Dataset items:
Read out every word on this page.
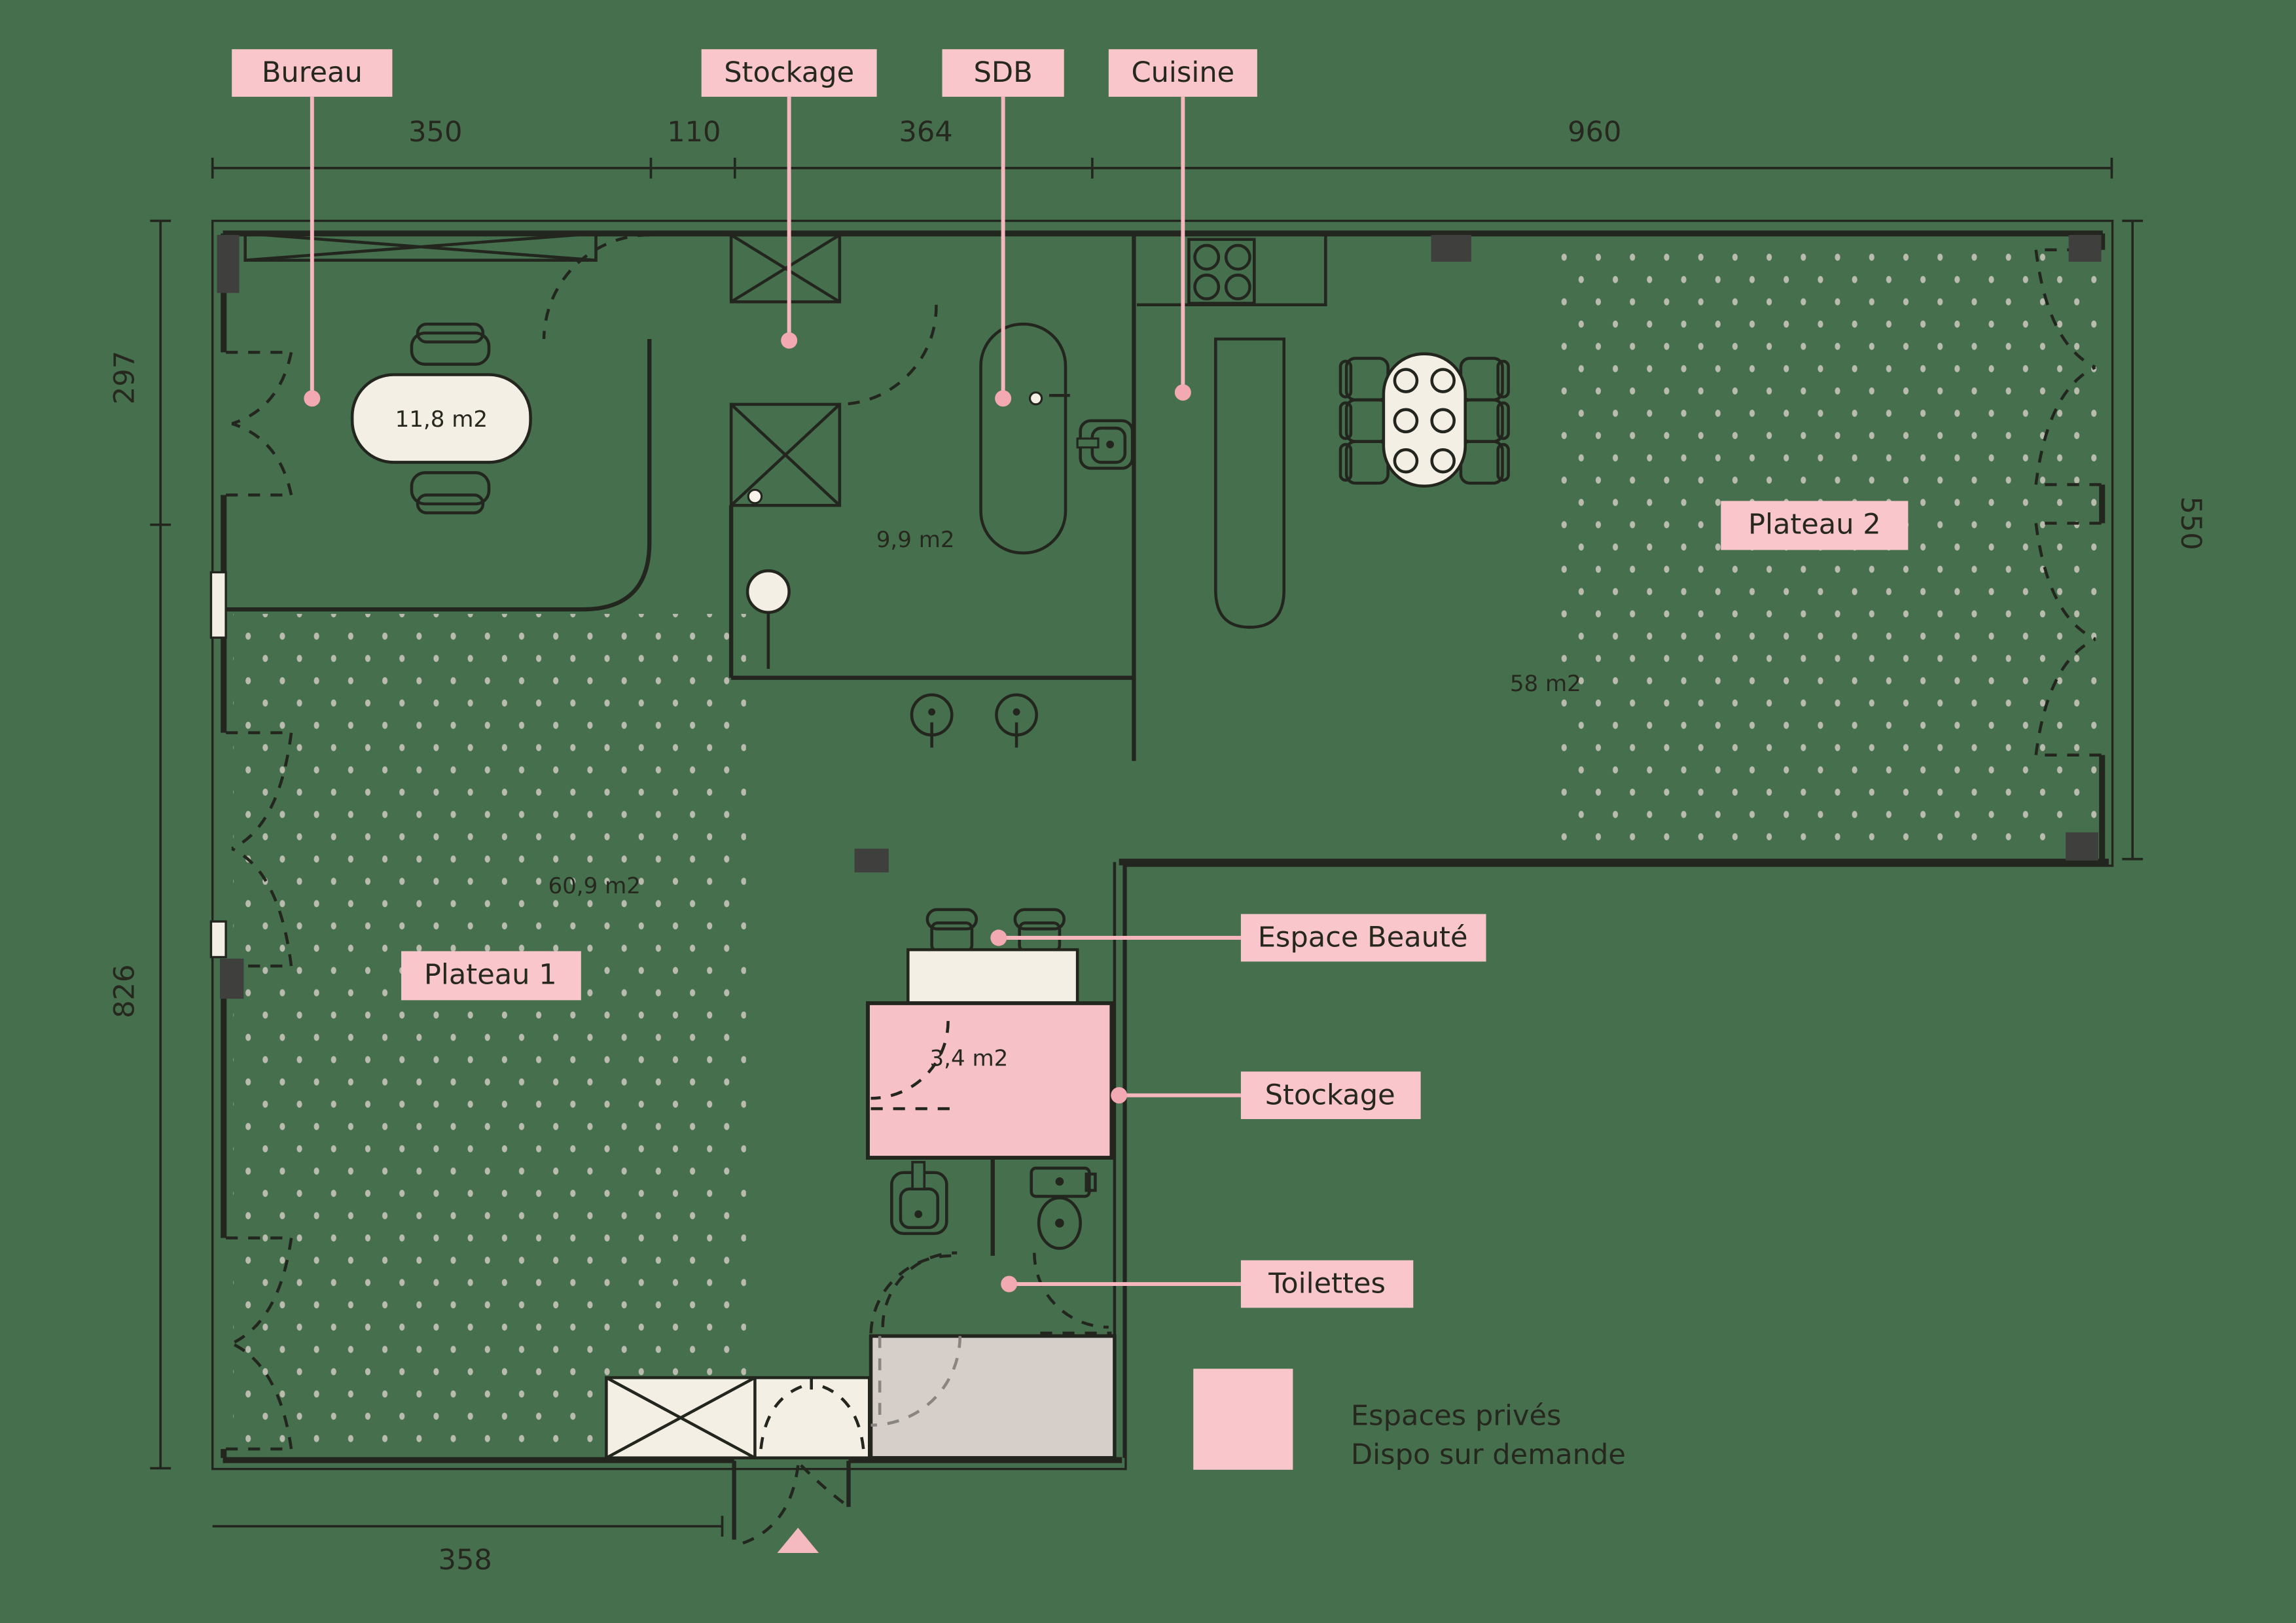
11,8 m2
9,9 m2
3,4 m2
350	110	364	960
297
826
550
358
Bureau	Stockage	SDB	Cuisine
Plateau 2
Plateau 1
Espace Beauté
Stockage
Toilettes
58 m2
60,9 m2
Espaces privés
Dispo sur demande
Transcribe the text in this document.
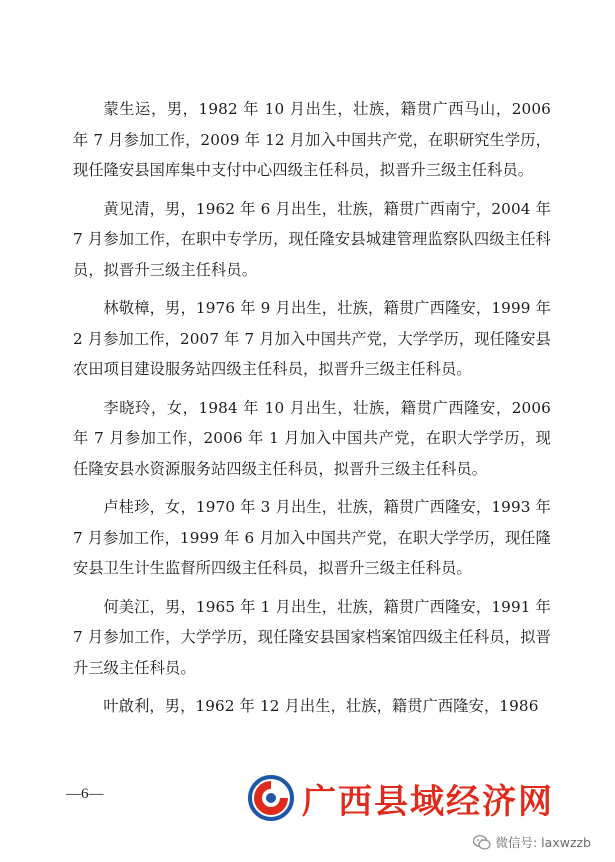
蒙生运，男，1982 年 10 月出生，壮族，籍贯广西马山，2006 年 7 月参加工作，2009 年 12 月加入中国共产党，在职研究生学历，现任隆安县国库集中支付中心四级主任科员，拟晋升三级主任科员。

黄见清，男，1962 年 6 月出生，壮族，籍贯广西南宁，2004 年 7 月参加工作，在职中专学历，现任隆安县城建管理监察队四级主任科员，拟晋升三级主任科员。

林敬樟，男，1976 年 9 月出生，壮族，籍贯广西隆安，1999 年 2 月参加工作，2007 年 7 月加入中国共产党，大学学历，现任隆安县农田项目建设服务站四级主任科员，拟晋升三级主任科员。

李晓玲，女，1984 年 10 月出生，壮族，籍贯广西隆安，2006 年 7 月参加工作，2006 年 1 月加入中国共产党，在职大学学历，现任隆安县水资源服务站四级主任科员，拟晋升三级主任科员。

卢桂珍，女，1970 年 3 月出生，壮族，籍贯广西隆安，1993 年 7 月参加工作，1999 年 6 月加入中国共产党，在职大学学历，现任隆安县卫生计生监督所四级主任科员，拟晋升三级主任科员。

何美江，男，1965 年 1 月出生，壮族，籍贯广西隆安，1991 年 7 月参加工作，大学学历，现任隆安县国家档案馆四级主任科员，拟晋升三级主任科员。

叶啟利，男，1962 年 12 月出生，壮族，籍贯广西隆安，1986

—6—	广西县域经济网
微信号: laxwzzb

## What needs to be done
Reproduce each line exactly, please, except for any pictures.

## The completed task
Read out every word on this page.
11,8 m2
9,9 m2
3,4 m2
350	110	364	960
297
826
550
358
Bureau	Stockage	SDB	Cuisine
Plateau 2
Plateau 1
Espace Beauté
Stockage
Toilettes
58 m2
60,9 m2
Espaces privés
Dispo sur demande
Transcribe the text in this document.
蒙生运，男，1982 年 10 月出生，壮族，籍贯广西马山，2006 年 7 月参加工作，2009 年 12 月加入中国共产党，在职研究生学历，现任隆安县国库集中支付中心四级主任科员，拟晋升三级主任科员。

黄见清，男，1962 年 6 月出生，壮族，籍贯广西南宁，2004 年 7 月参加工作，在职中专学历，现任隆安县城建管理监察队四级主任科员，拟晋升三级主任科员。

林敬樟，男，1976 年 9 月出生，壮族，籍贯广西隆安，1999 年 2 月参加工作，2007 年 7 月加入中国共产党，大学学历，现任隆安县农田项目建设服务站四级主任科员，拟晋升三级主任科员。

李晓玲，女，1984 年 10 月出生，壮族，籍贯广西隆安，2006 年 7 月参加工作，2006 年 1 月加入中国共产党，在职大学学历，现任隆安县水资源服务站四级主任科员，拟晋升三级主任科员。

卢桂珍，女，1970 年 3 月出生，壮族，籍贯广西隆安，1993 年 7 月参加工作，1999 年 6 月加入中国共产党，在职大学学历，现任隆安县卫生计生监督所四级主任科员，拟晋升三级主任科员。

何美江，男，1965 年 1 月出生，壮族，籍贯广西隆安，1991 年 7 月参加工作，大学学历，现任隆安县国家档案馆四级主任科员，拟晋升三级主任科员。

叶啟利，男，1962 年 12 月出生，壮族，籍贯广西隆安，1986

—6—	广西县域经济网
微信号: laxwzzb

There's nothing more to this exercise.